===== Information given

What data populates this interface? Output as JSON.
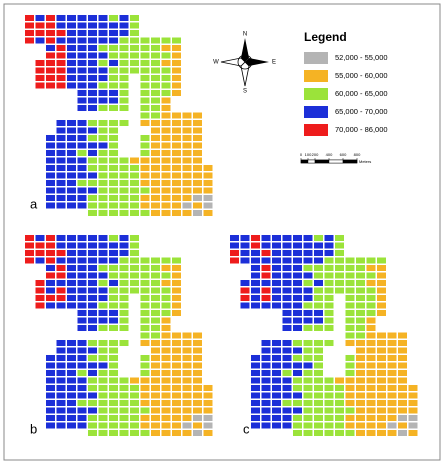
{
  "legend": {
    "title": "Legend",
    "items": [
      {
        "label": "52,000 - 55,000",
        "color": "#b4b4b4"
      },
      {
        "label": "55,000 - 60,000",
        "color": "#f5b324"
      },
      {
        "label": "60,000 - 65,000",
        "color": "#9be33a"
      },
      {
        "label": "65,000 - 70,000",
        "color": "#1c2fd8"
      },
      {
        "label": "70,000 - 86,000",
        "color": "#ee1c1c"
      }
    ]
  },
  "compass": {
    "n": "N",
    "s": "S",
    "e": "E",
    "w": "W"
  },
  "scale_bar": {
    "ticks": [
      0,
      100,
      200,
      400,
      600,
      800
    ],
    "unit": "Meters"
  },
  "panels": [
    {
      "label": "a"
    },
    {
      "label": "b"
    },
    {
      "label": "c"
    }
  ]
}
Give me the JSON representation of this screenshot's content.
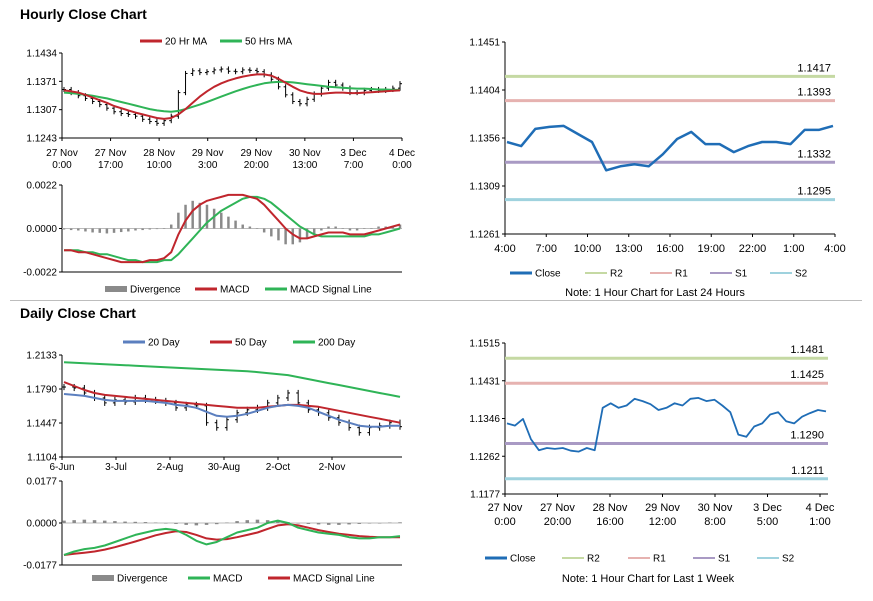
{
  "colors": {
    "ma20": "#c0262d",
    "ma50": "#2fb457",
    "ma200": "#2fb457",
    "ma20_daily": "#5b7fbf",
    "ma50_daily": "#c0262d",
    "close": "#1f6db6",
    "r2": "#c5d9a3",
    "r1": "#e6b2b0",
    "s1": "#a99ac4",
    "s2": "#9fd2de",
    "divergence": "#8a8a8a",
    "macd_hourly": "#c0262d",
    "signal_hourly": "#2fb457",
    "macd_daily": "#2fb457",
    "signal_daily": "#c0262d"
  },
  "hourly": {
    "title": "Hourly Close Chart",
    "price_chart": {
      "legend": [
        "20 Hr MA",
        "50 Hrs MA"
      ],
      "y_ticks": [
        "1.1434",
        "1.1371",
        "1.1307",
        "1.1243"
      ],
      "x_ticks": [
        [
          "27 Nov",
          "0:00"
        ],
        [
          "27 Nov",
          "17:00"
        ],
        [
          "28 Nov",
          "10:00"
        ],
        [
          "29 Nov",
          "3:00"
        ],
        [
          "29 Nov",
          "20:00"
        ],
        [
          "30 Nov",
          "13:00"
        ],
        [
          "3 Dec",
          "7:00"
        ],
        [
          "4 Dec",
          "0:00"
        ]
      ]
    },
    "macd_chart": {
      "y_ticks": [
        "0.0022",
        "0.0000",
        "-0.0022"
      ],
      "legend": [
        "Divergence",
        "MACD",
        "MACD Signal Line"
      ]
    },
    "pivot_chart": {
      "y_ticks": [
        "1.1451",
        "1.1404",
        "1.1356",
        "1.1309",
        "1.1261"
      ],
      "x_ticks": [
        "4:00",
        "7:00",
        "10:00",
        "13:00",
        "16:00",
        "19:00",
        "22:00",
        "1:00",
        "4:00"
      ],
      "legend": [
        "Close",
        "R2",
        "R1",
        "S1",
        "S2"
      ],
      "note": "Note: 1 Hour Chart for Last 24 Hours"
    }
  },
  "daily": {
    "title": "Daily Close Chart",
    "price_chart": {
      "legend": [
        "20 Day",
        "50 Day",
        "200 Day"
      ],
      "y_ticks": [
        "1.2133",
        "1.1790",
        "1.1447",
        "1.1104"
      ],
      "x_ticks": [
        "6-Jun",
        "3-Jul",
        "2-Aug",
        "30-Aug",
        "2-Oct",
        "2-Nov"
      ]
    },
    "macd_chart": {
      "y_ticks": [
        "0.0177",
        "0.0000",
        "-0.0177"
      ],
      "legend": [
        "Divergence",
        "MACD",
        "MACD Signal Line"
      ]
    },
    "pivot_chart": {
      "y_ticks": [
        "1.1515",
        "1.1431",
        "1.1346",
        "1.1262",
        "1.1177"
      ],
      "x_ticks": [
        [
          "27 Nov",
          "0:00"
        ],
        [
          "27 Nov",
          "20:00"
        ],
        [
          "28 Nov",
          "16:00"
        ],
        [
          "29 Nov",
          "12:00"
        ],
        [
          "30 Nov",
          "8:00"
        ],
        [
          "3 Dec",
          "5:00"
        ],
        [
          "4 Dec",
          "1:00"
        ]
      ],
      "legend": [
        "Close",
        "R2",
        "R1",
        "S1",
        "S2"
      ],
      "note": "Note: 1 Hour Chart for Last 1 Week"
    }
  },
  "chart_data": [
    {
      "id": "hourly-price",
      "type": "line",
      "title": "Hourly Close Chart",
      "ylim": [
        1.1243,
        1.1434
      ],
      "series": [
        {
          "name": "Close",
          "type": "ohlc",
          "values": [
            1.1352,
            1.1345,
            1.1338,
            1.1332,
            1.1325,
            1.1318,
            1.131,
            1.1302,
            1.1298,
            1.1296,
            1.1292,
            1.1285,
            1.128,
            1.1276,
            1.1282,
            1.1292,
            1.1345,
            1.1388,
            1.1394,
            1.139,
            1.1392,
            1.1396,
            1.1398,
            1.1393,
            1.1392,
            1.1396,
            1.1395,
            1.1392,
            1.1385,
            1.1375,
            1.1358,
            1.134,
            1.1325,
            1.132,
            1.133,
            1.1342,
            1.1355,
            1.1368,
            1.1362,
            1.1355,
            1.1345,
            1.1345,
            1.135,
            1.1352,
            1.135,
            1.1352,
            1.1355,
            1.1365
          ]
        },
        {
          "name": "20 Hr MA",
          "values": [
            1.135,
            1.1348,
            1.1345,
            1.134,
            1.1334,
            1.1328,
            1.1322,
            1.1315,
            1.131,
            1.1305,
            1.13,
            1.1296,
            1.1292,
            1.1288,
            1.1286,
            1.1288,
            1.1296,
            1.1308,
            1.1322,
            1.1336,
            1.1348,
            1.1358,
            1.1366,
            1.1372,
            1.1377,
            1.1381,
            1.1384,
            1.1386,
            1.1386,
            1.1383,
            1.1376,
            1.1367,
            1.1358,
            1.135,
            1.1345,
            1.1342,
            1.1342,
            1.1344,
            1.1345,
            1.1345,
            1.1344,
            1.1344,
            1.1345,
            1.1346,
            1.1347,
            1.1348,
            1.1349,
            1.135
          ]
        },
        {
          "name": "50 Hrs MA",
          "values": [
            1.1345,
            1.1344,
            1.1342,
            1.134,
            1.1338,
            1.1335,
            1.1332,
            1.1328,
            1.1324,
            1.132,
            1.1316,
            1.1312,
            1.1308,
            1.1305,
            1.1303,
            1.1302,
            1.1304,
            1.1308,
            1.1313,
            1.1318,
            1.1324,
            1.133,
            1.1336,
            1.1342,
            1.1348,
            1.1353,
            1.1358,
            1.1362,
            1.1366,
            1.1368,
            1.1369,
            1.1369,
            1.1368,
            1.1366,
            1.1364,
            1.1362,
            1.136,
            1.1358,
            1.1357,
            1.1356,
            1.1355,
            1.1354,
            1.1354,
            1.1353,
            1.1352,
            1.1352,
            1.1351,
            1.1351
          ]
        }
      ]
    },
    {
      "id": "hourly-macd",
      "type": "line",
      "ylim": [
        -0.0022,
        0.0022
      ],
      "series": [
        {
          "name": "Divergence",
          "type": "bar",
          "values": [
            -5e-05,
            -8e-05,
            -0.0001,
            -0.00015,
            -0.0002,
            -0.00022,
            -0.00025,
            -0.00022,
            -0.00018,
            -0.00015,
            -0.0001,
            -8e-05,
            -5e-05,
            -3e-05,
            0.0,
            0.0002,
            0.0008,
            0.0012,
            0.0014,
            0.0013,
            0.0012,
            0.001,
            0.0008,
            0.0006,
            0.0004,
            0.0002,
            0.0001,
            0.0,
            -0.0002,
            -0.0004,
            -0.0006,
            -0.0008,
            -0.0008,
            -0.0007,
            -0.0005,
            -0.0003,
            -0.0001,
            0.0001,
            0.0001,
            0.0,
            -0.0001,
            -0.0001,
            0.0,
            0.0,
            0.0001,
            0.0001,
            0.0001,
            0.0002
          ]
        },
        {
          "name": "MACD",
          "values": [
            -0.0011,
            -0.0011,
            -0.0012,
            -0.0012,
            -0.0013,
            -0.0014,
            -0.0015,
            -0.0016,
            -0.0017,
            -0.0017,
            -0.0017,
            -0.0017,
            -0.0016,
            -0.0016,
            -0.0015,
            -0.0012,
            -0.0003,
            0.0004,
            0.0009,
            0.0012,
            0.0014,
            0.0015,
            0.0016,
            0.0017,
            0.0017,
            0.0017,
            0.0016,
            0.0015,
            0.0012,
            0.0008,
            0.0004,
            0.0,
            -0.0003,
            -0.0005,
            -0.0005,
            -0.0004,
            -0.0003,
            -0.0002,
            -0.0002,
            -0.0002,
            -0.0003,
            -0.0003,
            -0.0003,
            -0.0002,
            -0.0001,
            0.0,
            0.0001,
            0.0002
          ]
        },
        {
          "name": "MACD Signal Line",
          "values": [
            -0.0011,
            -0.0011,
            -0.0011,
            -0.0012,
            -0.0012,
            -0.0013,
            -0.0013,
            -0.0014,
            -0.0015,
            -0.0016,
            -0.0016,
            -0.0017,
            -0.0017,
            -0.0017,
            -0.0016,
            -0.0016,
            -0.0013,
            -0.0009,
            -0.0005,
            -0.0001,
            0.0003,
            0.0006,
            0.0009,
            0.0011,
            0.0013,
            0.0015,
            0.0016,
            0.0016,
            0.0015,
            0.0013,
            0.001,
            0.0007,
            0.0004,
            0.0001,
            -0.0001,
            -0.0003,
            -0.0004,
            -0.0004,
            -0.0004,
            -0.0004,
            -0.0004,
            -0.0004,
            -0.0004,
            -0.0003,
            -0.0003,
            -0.0002,
            -0.0001,
            0.0
          ]
        }
      ]
    },
    {
      "id": "hourly-pivot",
      "type": "line",
      "ylim": [
        1.1261,
        1.1451
      ],
      "series": [
        {
          "name": "Close",
          "values": [
            1.1352,
            1.1348,
            1.1365,
            1.1367,
            1.1368,
            1.136,
            1.1352,
            1.1324,
            1.1328,
            1.133,
            1.1328,
            1.134,
            1.1355,
            1.1362,
            1.135,
            1.135,
            1.1342,
            1.1348,
            1.1352,
            1.1352,
            1.135,
            1.1364,
            1.1364,
            1.1368
          ]
        },
        {
          "name": "R2",
          "values": [
            1.1417
          ]
        },
        {
          "name": "R1",
          "values": [
            1.1393
          ]
        },
        {
          "name": "S1",
          "values": [
            1.1332
          ]
        },
        {
          "name": "S2",
          "values": [
            1.1295
          ]
        }
      ]
    },
    {
      "id": "daily-price",
      "type": "line",
      "title": "Daily Close Chart",
      "ylim": [
        1.1104,
        1.2133
      ],
      "series": [
        {
          "name": "Close",
          "type": "ohlc",
          "values": [
            1.181,
            1.18,
            1.175,
            1.17,
            1.165,
            1.168,
            1.166,
            1.17,
            1.168,
            1.167,
            1.165,
            1.16,
            1.163,
            1.162,
            1.145,
            1.14,
            1.148,
            1.155,
            1.158,
            1.16,
            1.165,
            1.17,
            1.175,
            1.165,
            1.158,
            1.155,
            1.15,
            1.145,
            1.14,
            1.135,
            1.14,
            1.142,
            1.145,
            1.141
          ]
        },
        {
          "name": "20 Day",
          "values": [
            1.174,
            1.173,
            1.172,
            1.17,
            1.168,
            1.167,
            1.167,
            1.167,
            1.167,
            1.166,
            1.165,
            1.163,
            1.162,
            1.16,
            1.156,
            1.152,
            1.151,
            1.152,
            1.154,
            1.157,
            1.16,
            1.162,
            1.163,
            1.162,
            1.16,
            1.156,
            1.152,
            1.148,
            1.145,
            1.142,
            1.141,
            1.141,
            1.142,
            1.142
          ]
        },
        {
          "name": "50 Day",
          "values": [
            1.186,
            1.182,
            1.178,
            1.175,
            1.173,
            1.172,
            1.171,
            1.17,
            1.169,
            1.168,
            1.167,
            1.166,
            1.165,
            1.164,
            1.163,
            1.162,
            1.161,
            1.16,
            1.16,
            1.16,
            1.161,
            1.162,
            1.163,
            1.163,
            1.162,
            1.161,
            1.159,
            1.157,
            1.155,
            1.153,
            1.151,
            1.149,
            1.147,
            1.145
          ]
        },
        {
          "name": "200 Day",
          "values": [
            1.206,
            1.2055,
            1.205,
            1.2045,
            1.204,
            1.2035,
            1.203,
            1.2025,
            1.202,
            1.2015,
            1.201,
            1.2005,
            1.2,
            1.1995,
            1.199,
            1.1985,
            1.198,
            1.1975,
            1.197,
            1.196,
            1.195,
            1.194,
            1.193,
            1.191,
            1.189,
            1.187,
            1.185,
            1.183,
            1.181,
            1.179,
            1.177,
            1.175,
            1.173,
            1.171
          ]
        }
      ]
    },
    {
      "id": "daily-macd",
      "type": "line",
      "ylim": [
        -0.0177,
        0.0177
      ],
      "series": [
        {
          "name": "Divergence",
          "type": "bar",
          "values": [
            0.001,
            0.0012,
            0.0014,
            0.0012,
            0.001,
            0.0008,
            0.0006,
            0.0005,
            0.0004,
            0.0002,
            0.0,
            -0.0004,
            -0.0008,
            -0.001,
            -0.0008,
            -0.0005,
            0.0002,
            0.0008,
            0.0012,
            0.0014,
            0.0012,
            0.0008,
            0.0004,
            0.0,
            -0.0004,
            -0.0006,
            -0.0008,
            -0.0008,
            -0.0006,
            -0.0004,
            -0.0002,
            0.0,
            0.0002,
            0.0003
          ]
        },
        {
          "name": "MACD",
          "values": [
            -0.0135,
            -0.012,
            -0.011,
            -0.0105,
            -0.0095,
            -0.008,
            -0.0065,
            -0.005,
            -0.004,
            -0.003,
            -0.0025,
            -0.003,
            -0.005,
            -0.0075,
            -0.009,
            -0.008,
            -0.006,
            -0.004,
            -0.003,
            -0.002,
            0.0,
            0.001,
            0.0,
            -0.002,
            -0.003,
            -0.004,
            -0.0045,
            -0.005,
            -0.006,
            -0.0065,
            -0.0065,
            -0.006,
            -0.006,
            -0.0055
          ]
        },
        {
          "name": "MACD Signal Line",
          "values": [
            -0.0135,
            -0.013,
            -0.0125,
            -0.012,
            -0.0112,
            -0.0102,
            -0.009,
            -0.0078,
            -0.0065,
            -0.0052,
            -0.0042,
            -0.0035,
            -0.0038,
            -0.005,
            -0.0065,
            -0.007,
            -0.0068,
            -0.006,
            -0.005,
            -0.004,
            -0.0025,
            -0.001,
            -0.0005,
            -0.001,
            -0.002,
            -0.003,
            -0.0038,
            -0.0045,
            -0.005,
            -0.0055,
            -0.0058,
            -0.006,
            -0.006,
            -0.006
          ]
        }
      ]
    },
    {
      "id": "daily-pivot",
      "type": "line",
      "ylim": [
        1.1177,
        1.1515
      ],
      "series": [
        {
          "name": "Close",
          "values": [
            1.1335,
            1.133,
            1.1345,
            1.13,
            1.1275,
            1.128,
            1.1278,
            1.128,
            1.1274,
            1.1272,
            1.128,
            1.1275,
            1.137,
            1.138,
            1.137,
            1.1375,
            1.139,
            1.1385,
            1.1378,
            1.1365,
            1.137,
            1.138,
            1.1375,
            1.139,
            1.1392,
            1.1385,
            1.1388,
            1.1375,
            1.136,
            1.131,
            1.1305,
            1.1328,
            1.1335,
            1.1355,
            1.136,
            1.134,
            1.1335,
            1.135,
            1.1358,
            1.1365,
            1.1362
          ]
        },
        {
          "name": "R2",
          "values": [
            1.1481
          ]
        },
        {
          "name": "R1",
          "values": [
            1.1425
          ]
        },
        {
          "name": "S1",
          "values": [
            1.129
          ]
        },
        {
          "name": "S2",
          "values": [
            1.1211
          ]
        }
      ]
    }
  ]
}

==========

## Stated problem
Copy in full each line that holds the word "title".

## Correct response
    "title": "Legend",
    "title": "Hourly Close Chart",
    "title": "Daily Close Chart",
      "title": "Hourly Close Chart",
      "title": "Daily Close Chart",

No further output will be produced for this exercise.